DIRECTIONS
Tally the lines that contain the string "name" and state that total without comment.

THE RECORDS
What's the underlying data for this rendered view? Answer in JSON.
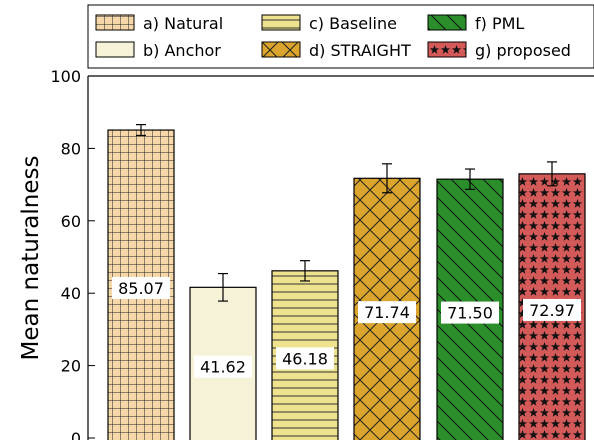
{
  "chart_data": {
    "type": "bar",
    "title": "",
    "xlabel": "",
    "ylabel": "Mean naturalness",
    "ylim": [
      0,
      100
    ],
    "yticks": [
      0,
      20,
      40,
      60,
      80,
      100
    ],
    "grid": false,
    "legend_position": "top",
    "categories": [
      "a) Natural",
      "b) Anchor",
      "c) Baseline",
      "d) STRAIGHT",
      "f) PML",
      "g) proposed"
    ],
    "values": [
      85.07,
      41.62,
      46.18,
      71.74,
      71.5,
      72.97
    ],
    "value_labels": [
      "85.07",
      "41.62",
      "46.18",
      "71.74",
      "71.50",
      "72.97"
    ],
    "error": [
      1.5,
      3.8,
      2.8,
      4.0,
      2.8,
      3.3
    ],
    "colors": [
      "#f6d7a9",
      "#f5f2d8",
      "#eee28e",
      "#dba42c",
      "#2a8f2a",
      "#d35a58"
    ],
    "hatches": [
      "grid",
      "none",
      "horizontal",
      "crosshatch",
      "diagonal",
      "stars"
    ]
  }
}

---

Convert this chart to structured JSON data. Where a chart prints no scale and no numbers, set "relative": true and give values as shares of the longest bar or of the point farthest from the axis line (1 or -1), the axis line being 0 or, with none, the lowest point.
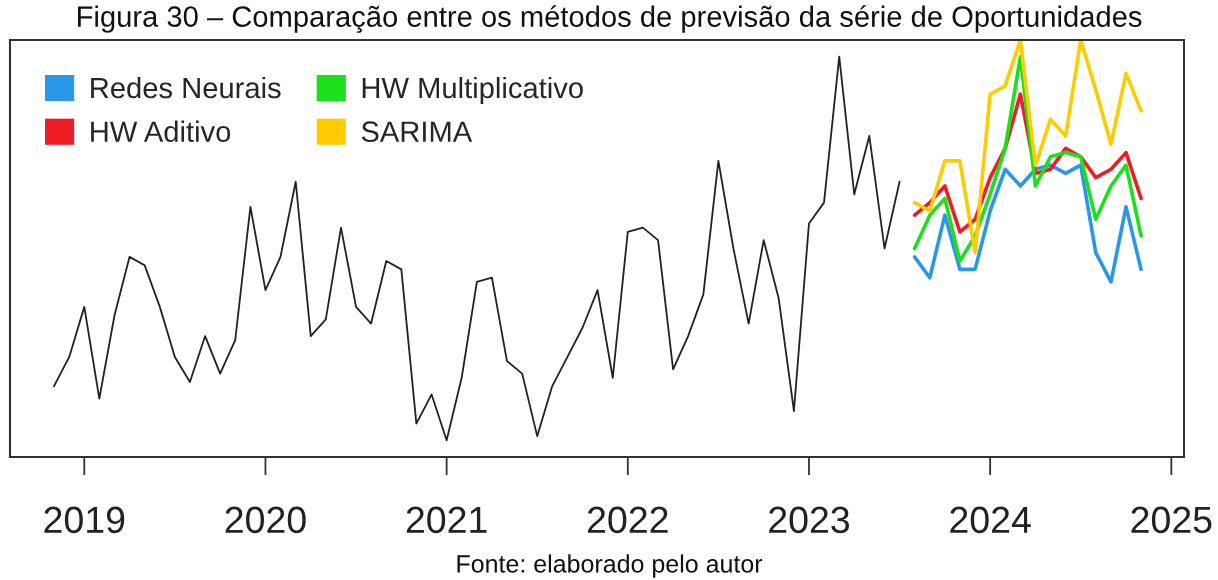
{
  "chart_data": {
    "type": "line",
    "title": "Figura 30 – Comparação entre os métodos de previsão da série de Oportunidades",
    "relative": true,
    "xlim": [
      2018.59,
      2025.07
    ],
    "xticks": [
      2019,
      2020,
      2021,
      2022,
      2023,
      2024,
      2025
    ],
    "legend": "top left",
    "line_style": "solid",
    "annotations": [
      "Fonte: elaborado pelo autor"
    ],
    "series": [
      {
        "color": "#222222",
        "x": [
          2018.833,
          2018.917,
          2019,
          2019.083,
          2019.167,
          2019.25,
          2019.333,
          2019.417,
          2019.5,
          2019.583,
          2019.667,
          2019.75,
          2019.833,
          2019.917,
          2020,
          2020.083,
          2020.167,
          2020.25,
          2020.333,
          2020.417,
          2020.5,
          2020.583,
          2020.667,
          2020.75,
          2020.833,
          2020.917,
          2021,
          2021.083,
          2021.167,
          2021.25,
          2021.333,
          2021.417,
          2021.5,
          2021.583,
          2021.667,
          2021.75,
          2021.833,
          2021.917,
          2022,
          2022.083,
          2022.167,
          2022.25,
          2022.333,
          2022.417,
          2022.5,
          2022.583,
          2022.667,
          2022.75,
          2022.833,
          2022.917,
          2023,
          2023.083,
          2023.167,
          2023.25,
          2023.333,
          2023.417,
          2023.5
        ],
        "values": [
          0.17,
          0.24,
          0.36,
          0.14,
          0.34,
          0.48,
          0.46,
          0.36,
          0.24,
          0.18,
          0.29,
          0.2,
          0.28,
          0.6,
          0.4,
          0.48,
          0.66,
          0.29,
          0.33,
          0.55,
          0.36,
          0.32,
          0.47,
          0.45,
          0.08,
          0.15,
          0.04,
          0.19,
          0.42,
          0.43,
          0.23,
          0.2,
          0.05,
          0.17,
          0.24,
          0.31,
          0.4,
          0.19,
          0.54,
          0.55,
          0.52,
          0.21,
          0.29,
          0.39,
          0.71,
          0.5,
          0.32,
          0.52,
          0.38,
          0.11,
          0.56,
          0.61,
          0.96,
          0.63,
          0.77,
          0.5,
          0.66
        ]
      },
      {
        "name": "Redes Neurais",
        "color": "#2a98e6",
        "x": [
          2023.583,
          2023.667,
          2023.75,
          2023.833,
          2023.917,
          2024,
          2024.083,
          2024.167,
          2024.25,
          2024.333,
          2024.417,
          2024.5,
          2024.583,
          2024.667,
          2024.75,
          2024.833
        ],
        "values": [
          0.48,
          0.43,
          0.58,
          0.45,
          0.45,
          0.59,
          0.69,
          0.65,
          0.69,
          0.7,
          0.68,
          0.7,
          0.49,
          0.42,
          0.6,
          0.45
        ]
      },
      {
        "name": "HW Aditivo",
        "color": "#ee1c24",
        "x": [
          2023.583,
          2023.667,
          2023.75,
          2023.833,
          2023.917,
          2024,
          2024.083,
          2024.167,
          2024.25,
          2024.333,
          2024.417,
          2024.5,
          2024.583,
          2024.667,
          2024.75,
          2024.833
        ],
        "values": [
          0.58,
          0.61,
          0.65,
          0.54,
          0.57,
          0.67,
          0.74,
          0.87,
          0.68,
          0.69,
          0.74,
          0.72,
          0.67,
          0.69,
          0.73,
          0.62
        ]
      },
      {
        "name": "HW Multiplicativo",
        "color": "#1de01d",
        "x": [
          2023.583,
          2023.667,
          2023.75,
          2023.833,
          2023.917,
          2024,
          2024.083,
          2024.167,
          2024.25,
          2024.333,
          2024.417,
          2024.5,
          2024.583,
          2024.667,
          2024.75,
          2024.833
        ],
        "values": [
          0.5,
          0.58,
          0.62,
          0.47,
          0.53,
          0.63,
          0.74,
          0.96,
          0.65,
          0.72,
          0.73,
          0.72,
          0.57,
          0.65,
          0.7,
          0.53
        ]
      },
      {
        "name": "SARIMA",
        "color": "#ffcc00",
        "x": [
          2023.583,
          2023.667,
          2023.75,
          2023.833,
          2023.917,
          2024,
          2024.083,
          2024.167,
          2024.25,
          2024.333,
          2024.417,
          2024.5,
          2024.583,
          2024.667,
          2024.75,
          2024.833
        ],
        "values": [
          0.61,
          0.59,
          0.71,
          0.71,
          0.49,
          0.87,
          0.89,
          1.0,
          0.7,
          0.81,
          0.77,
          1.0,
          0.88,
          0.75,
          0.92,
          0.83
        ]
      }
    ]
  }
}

EXPECTED OUTPUT
4